— START DATA EXCERPTS —

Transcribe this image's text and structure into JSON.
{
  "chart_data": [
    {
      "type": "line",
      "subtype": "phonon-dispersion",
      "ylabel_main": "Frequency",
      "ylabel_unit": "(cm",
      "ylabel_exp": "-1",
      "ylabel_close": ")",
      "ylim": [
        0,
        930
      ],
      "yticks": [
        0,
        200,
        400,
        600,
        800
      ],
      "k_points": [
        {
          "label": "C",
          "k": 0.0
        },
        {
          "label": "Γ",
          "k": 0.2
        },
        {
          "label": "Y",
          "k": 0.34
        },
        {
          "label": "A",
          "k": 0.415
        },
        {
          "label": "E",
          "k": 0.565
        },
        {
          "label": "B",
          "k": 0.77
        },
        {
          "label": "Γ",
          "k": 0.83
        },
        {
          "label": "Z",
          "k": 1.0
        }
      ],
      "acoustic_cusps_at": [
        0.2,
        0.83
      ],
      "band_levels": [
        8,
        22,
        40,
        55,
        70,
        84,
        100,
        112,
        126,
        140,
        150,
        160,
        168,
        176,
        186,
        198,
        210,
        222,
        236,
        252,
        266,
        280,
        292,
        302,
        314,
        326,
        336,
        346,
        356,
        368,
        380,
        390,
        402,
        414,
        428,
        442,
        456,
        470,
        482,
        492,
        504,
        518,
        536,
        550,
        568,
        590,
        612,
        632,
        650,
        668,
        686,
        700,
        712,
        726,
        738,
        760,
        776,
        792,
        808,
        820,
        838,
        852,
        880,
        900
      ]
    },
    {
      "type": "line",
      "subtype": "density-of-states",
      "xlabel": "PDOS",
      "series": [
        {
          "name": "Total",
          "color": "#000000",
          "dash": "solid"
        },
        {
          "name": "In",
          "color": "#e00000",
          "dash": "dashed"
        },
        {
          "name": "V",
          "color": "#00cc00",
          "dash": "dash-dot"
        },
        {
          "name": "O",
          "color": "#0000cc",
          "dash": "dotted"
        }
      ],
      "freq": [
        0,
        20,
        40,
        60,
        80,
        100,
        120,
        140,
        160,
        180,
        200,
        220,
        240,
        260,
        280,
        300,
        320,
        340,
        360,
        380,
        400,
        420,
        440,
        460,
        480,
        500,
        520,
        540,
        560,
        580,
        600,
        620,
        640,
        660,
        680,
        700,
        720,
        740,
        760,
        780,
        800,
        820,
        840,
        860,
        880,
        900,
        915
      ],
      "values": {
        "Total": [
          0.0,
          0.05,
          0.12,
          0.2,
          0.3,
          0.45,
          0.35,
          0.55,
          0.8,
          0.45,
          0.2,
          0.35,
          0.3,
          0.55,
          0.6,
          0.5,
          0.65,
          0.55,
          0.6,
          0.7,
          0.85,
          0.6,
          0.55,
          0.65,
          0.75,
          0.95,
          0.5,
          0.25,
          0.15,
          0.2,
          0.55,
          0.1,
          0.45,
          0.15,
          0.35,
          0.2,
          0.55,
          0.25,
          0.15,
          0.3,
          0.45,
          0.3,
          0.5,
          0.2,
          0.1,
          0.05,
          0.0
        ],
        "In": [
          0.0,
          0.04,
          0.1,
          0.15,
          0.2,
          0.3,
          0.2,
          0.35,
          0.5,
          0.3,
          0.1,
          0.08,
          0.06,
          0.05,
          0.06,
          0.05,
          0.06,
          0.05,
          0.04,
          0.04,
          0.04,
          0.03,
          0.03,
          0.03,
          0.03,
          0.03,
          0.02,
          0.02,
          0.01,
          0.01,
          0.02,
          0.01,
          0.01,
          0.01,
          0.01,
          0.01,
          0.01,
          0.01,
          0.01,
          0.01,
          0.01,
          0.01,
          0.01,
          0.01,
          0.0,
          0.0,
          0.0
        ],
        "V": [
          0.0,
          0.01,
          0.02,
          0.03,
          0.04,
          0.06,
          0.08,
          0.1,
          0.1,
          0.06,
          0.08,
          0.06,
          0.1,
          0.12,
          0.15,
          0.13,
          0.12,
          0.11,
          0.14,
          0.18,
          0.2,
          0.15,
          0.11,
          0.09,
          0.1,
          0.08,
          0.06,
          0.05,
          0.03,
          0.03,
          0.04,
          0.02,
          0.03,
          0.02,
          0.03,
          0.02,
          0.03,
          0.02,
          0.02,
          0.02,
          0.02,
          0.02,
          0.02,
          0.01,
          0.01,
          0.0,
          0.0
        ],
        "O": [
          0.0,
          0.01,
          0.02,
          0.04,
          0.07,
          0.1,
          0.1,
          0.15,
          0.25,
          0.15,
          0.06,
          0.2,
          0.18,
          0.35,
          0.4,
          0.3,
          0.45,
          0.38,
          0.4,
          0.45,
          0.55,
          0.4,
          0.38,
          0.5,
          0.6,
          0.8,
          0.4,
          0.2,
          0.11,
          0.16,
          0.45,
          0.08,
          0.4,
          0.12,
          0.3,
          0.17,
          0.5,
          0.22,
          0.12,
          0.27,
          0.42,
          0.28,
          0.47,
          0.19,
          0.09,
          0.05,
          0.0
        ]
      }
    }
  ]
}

— END DATA EXCERPTS —

§ **TO BE DONE**
For the material, find the number of lines holding the word "subtype" and give that figure and nothing more.

§ **OUTPUT FOR THIS EXERCISE**
2